▶ **Required work**
Tell how many lines include the string "解决问题". Answer with a single number.

[Data records]

◇ ◇ ◇ ◇

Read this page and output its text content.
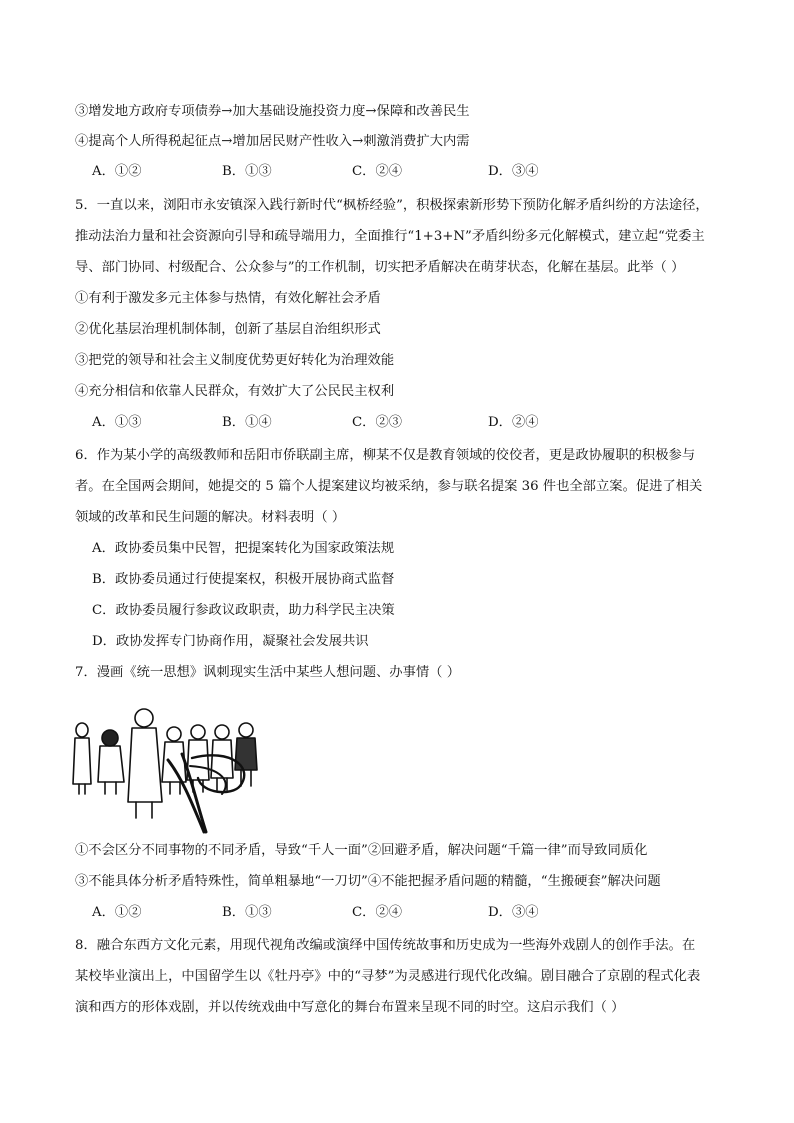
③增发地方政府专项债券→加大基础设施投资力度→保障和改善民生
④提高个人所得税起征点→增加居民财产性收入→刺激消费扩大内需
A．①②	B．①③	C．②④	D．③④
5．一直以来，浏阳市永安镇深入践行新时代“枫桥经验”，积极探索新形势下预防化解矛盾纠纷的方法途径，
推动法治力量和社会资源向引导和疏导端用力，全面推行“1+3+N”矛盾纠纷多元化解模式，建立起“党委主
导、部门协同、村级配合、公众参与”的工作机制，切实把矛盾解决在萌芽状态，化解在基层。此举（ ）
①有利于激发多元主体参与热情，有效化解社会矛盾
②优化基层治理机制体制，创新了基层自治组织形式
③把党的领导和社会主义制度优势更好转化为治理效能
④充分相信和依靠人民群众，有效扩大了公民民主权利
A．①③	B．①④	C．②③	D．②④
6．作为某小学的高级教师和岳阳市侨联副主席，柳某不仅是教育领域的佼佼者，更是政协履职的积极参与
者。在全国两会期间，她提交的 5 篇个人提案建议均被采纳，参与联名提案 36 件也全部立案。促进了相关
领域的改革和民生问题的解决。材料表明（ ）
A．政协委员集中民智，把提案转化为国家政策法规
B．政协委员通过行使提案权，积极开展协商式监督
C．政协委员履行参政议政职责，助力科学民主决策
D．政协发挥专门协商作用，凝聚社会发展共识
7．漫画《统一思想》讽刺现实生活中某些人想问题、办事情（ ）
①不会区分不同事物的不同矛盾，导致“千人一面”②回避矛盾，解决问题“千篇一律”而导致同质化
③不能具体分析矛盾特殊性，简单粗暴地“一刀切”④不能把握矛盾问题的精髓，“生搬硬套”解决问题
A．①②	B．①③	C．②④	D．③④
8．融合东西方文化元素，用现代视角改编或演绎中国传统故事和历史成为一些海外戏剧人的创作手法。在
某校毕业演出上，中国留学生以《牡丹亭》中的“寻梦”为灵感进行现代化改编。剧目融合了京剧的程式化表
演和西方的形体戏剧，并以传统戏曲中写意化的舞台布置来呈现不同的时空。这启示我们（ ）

◇ ◇ ◇ ◇

▶ **Reply to the task**
2